_WORK REQUIRED_.
Only a number is wanted here: the number of lines of the data that include "title".

_STORED RECORDS_.
|---|
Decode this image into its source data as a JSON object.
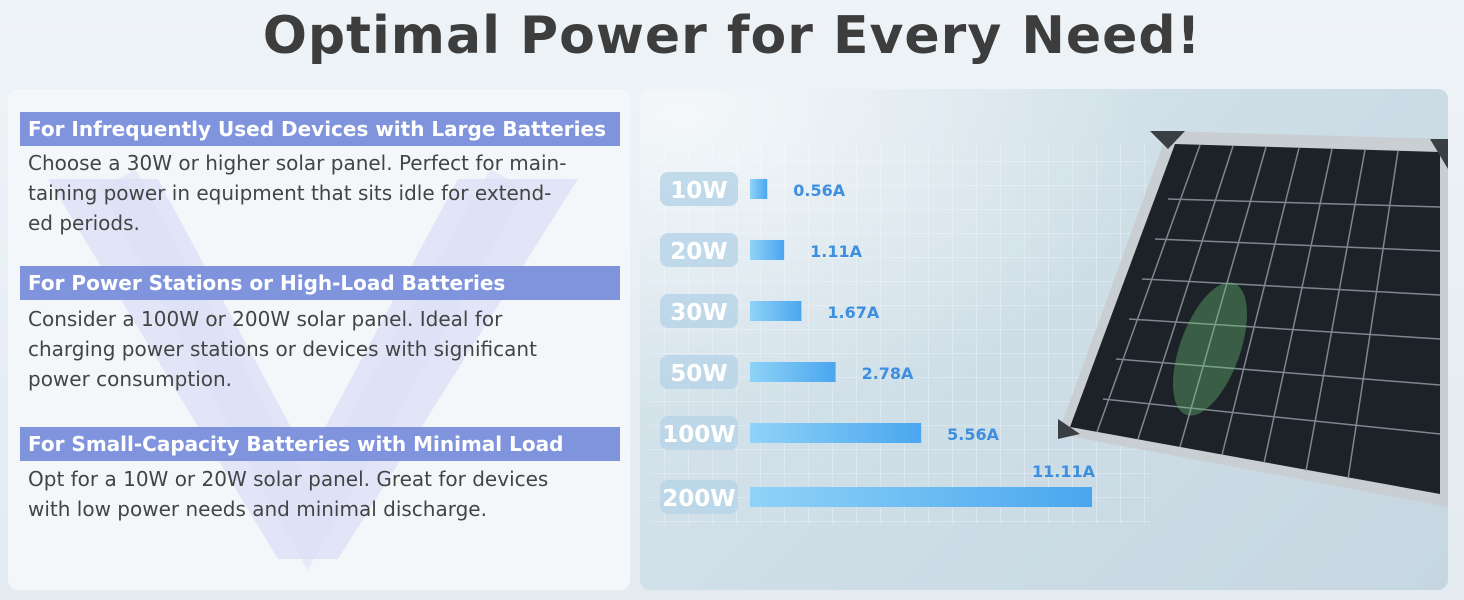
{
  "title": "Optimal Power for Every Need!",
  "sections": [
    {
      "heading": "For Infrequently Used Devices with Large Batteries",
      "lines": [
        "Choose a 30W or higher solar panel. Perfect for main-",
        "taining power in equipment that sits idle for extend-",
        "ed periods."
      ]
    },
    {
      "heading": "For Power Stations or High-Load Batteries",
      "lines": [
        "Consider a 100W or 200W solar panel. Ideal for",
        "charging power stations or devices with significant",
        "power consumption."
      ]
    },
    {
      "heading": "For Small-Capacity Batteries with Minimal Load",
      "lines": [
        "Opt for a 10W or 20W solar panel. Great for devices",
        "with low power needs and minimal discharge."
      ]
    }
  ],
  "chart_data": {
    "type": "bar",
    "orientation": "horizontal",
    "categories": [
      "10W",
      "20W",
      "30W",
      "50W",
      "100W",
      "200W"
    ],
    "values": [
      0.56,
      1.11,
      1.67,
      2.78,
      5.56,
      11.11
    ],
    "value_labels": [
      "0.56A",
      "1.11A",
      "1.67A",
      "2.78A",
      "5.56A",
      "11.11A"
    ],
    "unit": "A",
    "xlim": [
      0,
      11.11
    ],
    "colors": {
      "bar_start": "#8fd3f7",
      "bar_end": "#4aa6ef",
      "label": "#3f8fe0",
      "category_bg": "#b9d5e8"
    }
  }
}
|---|
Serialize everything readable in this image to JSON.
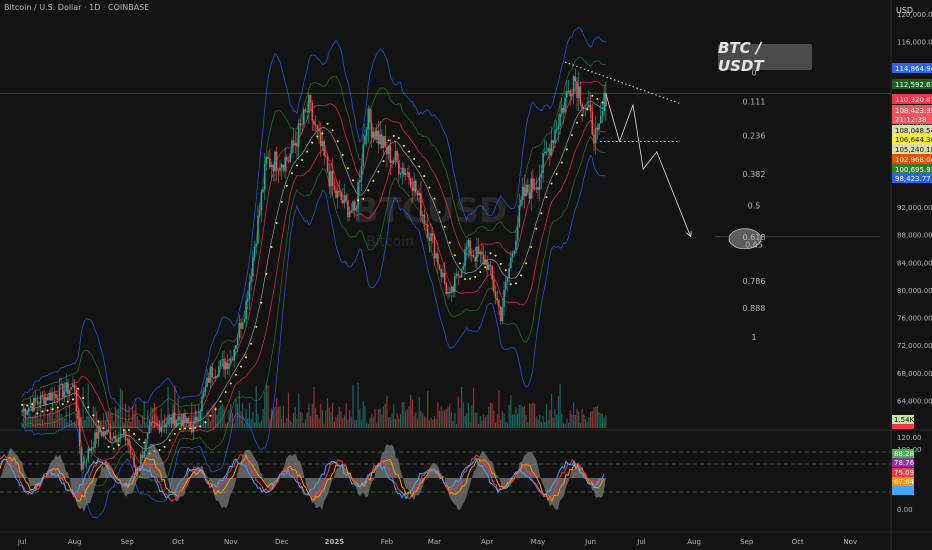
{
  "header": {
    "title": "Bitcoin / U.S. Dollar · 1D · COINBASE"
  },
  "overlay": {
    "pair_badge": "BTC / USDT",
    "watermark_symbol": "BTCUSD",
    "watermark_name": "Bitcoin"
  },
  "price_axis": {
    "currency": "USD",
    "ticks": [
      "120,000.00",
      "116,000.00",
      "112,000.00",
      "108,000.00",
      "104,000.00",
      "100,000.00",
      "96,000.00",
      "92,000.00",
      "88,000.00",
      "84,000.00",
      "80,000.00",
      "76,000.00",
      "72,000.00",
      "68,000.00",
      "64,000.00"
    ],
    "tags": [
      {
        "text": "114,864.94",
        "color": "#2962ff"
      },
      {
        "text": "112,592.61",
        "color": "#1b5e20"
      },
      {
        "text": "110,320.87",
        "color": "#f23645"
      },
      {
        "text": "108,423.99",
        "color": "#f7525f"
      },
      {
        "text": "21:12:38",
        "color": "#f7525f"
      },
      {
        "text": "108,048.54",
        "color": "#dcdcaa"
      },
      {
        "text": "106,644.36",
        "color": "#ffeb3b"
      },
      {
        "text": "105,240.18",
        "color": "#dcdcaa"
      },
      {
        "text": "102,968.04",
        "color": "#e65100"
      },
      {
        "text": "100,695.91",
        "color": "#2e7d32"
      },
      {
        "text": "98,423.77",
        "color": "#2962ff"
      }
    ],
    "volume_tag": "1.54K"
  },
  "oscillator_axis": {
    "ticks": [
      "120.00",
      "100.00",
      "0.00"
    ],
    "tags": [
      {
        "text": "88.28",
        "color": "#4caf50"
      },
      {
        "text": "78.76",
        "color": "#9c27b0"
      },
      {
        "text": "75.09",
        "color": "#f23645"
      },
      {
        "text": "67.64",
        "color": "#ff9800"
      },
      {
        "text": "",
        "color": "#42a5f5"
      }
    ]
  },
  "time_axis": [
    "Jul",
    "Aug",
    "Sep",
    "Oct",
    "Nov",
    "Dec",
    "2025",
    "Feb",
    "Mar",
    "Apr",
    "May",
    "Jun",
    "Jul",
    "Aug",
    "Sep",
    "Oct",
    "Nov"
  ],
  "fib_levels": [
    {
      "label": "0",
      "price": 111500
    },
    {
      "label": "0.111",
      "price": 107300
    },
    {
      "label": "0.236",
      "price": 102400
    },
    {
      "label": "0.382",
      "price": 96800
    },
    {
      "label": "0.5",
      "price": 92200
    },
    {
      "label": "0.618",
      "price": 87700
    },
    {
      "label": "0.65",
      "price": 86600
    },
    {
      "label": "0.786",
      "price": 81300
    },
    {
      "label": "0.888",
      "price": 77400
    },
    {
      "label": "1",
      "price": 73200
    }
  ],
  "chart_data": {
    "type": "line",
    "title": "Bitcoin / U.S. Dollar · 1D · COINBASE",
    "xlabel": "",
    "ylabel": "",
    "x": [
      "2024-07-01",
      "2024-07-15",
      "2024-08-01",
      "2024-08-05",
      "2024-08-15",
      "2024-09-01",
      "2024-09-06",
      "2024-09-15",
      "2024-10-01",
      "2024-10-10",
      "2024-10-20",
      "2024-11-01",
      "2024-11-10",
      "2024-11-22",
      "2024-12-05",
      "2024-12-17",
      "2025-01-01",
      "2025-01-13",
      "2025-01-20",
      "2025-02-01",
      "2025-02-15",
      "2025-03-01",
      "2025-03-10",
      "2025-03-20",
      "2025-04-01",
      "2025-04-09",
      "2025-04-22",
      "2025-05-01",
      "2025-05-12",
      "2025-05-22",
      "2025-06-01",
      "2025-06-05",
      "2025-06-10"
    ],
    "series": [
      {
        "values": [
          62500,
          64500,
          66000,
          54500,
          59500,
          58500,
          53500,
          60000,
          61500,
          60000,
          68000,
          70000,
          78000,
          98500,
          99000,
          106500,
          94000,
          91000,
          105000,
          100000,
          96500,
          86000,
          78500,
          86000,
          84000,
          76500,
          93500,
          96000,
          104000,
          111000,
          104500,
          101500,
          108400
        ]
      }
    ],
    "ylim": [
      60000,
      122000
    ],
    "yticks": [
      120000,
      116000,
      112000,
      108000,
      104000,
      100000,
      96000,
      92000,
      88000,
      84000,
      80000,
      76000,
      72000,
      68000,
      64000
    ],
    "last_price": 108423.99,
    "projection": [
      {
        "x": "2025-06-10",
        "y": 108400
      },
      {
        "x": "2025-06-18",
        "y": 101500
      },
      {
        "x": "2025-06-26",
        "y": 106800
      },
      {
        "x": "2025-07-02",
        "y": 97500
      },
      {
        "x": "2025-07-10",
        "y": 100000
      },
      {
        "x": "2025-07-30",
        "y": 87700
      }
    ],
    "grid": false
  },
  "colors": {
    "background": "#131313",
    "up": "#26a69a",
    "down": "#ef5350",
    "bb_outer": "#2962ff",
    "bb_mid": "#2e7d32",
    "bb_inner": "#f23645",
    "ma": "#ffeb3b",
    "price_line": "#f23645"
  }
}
|---|
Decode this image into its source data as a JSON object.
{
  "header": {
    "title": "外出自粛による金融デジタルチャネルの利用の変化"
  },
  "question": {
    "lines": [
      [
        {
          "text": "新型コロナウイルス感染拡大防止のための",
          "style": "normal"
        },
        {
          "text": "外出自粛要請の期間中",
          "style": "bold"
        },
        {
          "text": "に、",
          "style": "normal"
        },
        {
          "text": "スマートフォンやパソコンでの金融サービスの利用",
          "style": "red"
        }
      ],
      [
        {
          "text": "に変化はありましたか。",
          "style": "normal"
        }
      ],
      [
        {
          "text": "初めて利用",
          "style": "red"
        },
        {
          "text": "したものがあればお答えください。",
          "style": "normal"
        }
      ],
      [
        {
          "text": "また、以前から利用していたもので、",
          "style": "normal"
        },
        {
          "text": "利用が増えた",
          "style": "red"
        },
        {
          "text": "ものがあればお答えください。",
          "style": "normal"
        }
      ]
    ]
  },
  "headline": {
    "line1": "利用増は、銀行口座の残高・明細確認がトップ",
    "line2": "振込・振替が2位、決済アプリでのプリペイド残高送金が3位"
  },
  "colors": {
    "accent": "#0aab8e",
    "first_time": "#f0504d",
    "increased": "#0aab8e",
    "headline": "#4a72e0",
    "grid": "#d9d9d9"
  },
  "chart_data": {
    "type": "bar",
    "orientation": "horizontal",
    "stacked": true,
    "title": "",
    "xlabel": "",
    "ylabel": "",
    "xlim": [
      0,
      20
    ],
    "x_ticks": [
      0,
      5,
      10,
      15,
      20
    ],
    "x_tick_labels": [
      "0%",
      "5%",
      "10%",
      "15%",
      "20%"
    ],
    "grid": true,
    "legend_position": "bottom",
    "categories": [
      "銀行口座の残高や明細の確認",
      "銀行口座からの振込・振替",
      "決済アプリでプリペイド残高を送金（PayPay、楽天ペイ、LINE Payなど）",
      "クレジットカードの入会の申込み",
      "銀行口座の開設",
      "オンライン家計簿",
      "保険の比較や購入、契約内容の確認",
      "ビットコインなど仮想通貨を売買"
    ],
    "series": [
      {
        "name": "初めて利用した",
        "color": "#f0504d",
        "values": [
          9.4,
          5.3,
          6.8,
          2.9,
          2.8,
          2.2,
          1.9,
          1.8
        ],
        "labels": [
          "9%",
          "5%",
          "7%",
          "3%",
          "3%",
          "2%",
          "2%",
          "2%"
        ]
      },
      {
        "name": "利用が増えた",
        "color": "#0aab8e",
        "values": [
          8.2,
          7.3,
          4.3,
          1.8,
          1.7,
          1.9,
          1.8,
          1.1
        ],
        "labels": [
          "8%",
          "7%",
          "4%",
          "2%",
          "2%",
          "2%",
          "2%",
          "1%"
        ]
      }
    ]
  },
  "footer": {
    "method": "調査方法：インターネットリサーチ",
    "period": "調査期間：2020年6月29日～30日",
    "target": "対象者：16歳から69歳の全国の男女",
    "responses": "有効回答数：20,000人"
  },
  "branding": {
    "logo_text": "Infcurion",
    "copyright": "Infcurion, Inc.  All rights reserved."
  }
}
|---|
_THE ANSWER_.
5